===== PAGE EXCERPT

Trapped in a maze of cross-subsidies.

The Economic Coordination Committee (ECC) of the cabinet decided in a recent meeting to begin the process for the rationalisation of subsidies - a long-time demand of global lending agencies led by the International Monetary Fund (IMF).

The decision was based on a presentation made by Dr Waqar Masood Khan, who headed a Subsidy Cell in the Ministry of Finance before being elevated as special assistant to the prime minister on revenue. Dr Khan is reported to have estimated that the action plan proposed for the first phase of subsidy rationalisation plan covering energy, national food security and national savings could provide a benefit of Rs488 billion per annum.

The ECC led by Finance Minister Dr Abdul Hafeez Shaikh appreciated the plan and asked that ministries concerned should come up with proper summaries as required under the 1973 rules of business for approval and implementation of policy actions.

==========
===== INFORMATION PROVIDED

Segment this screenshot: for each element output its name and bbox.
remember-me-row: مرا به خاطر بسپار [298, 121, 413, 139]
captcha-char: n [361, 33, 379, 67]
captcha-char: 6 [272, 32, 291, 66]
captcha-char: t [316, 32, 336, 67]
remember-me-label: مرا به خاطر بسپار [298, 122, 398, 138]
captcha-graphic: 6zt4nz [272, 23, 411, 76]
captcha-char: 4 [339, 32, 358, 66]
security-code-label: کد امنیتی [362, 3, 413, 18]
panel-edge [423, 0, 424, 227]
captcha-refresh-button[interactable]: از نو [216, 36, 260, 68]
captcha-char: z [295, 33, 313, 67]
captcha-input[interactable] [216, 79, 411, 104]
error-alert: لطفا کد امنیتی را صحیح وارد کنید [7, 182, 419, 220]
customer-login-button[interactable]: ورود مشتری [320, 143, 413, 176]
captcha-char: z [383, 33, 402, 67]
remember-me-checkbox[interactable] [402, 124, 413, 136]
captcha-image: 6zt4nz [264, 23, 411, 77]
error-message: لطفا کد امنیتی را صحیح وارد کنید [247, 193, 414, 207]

==========

WORK TO COMPLETE:
[1] Answer these questions using the subsidy article:
(a) Who has long demanded the rationalization of subsidies?
(b) What yearly benefit did Dr Khan estimate for the first phase?
(c) Who led the Economic Coordination Committee?
[2] According to the subsidy article, why did the ECC ask the ministries concerned to prepare proper summaries? Answer in one to three sentences.
[3] Summarize the subsidy article in two sentences.
The material after the subsidy article is separate from it.

WRITTEN RESPONSES:
[1]
(a) Global lending agencies led by the International Monetary Fund (IMF).
(b) Rs488 billion per annum.
(c) Finance Minister Dr Abdul Hafeez Shaikh.

[2] The ECC asked for proper summaries because the 1973 rules of business require them before policy actions can be approved and implemented.

[3] Based on a presentation by Dr Waqar Masood Khan, the Economic Coordination Committee decided to begin rationalizing subsidies, which global lending agencies led by the IMF have long demanded. Dr Khan estimated that the first phase, covering energy, national food security and national savings, could yield Rs488 billion a year, and the committee asked the ministries concerned to submit summaries for approval and implementation.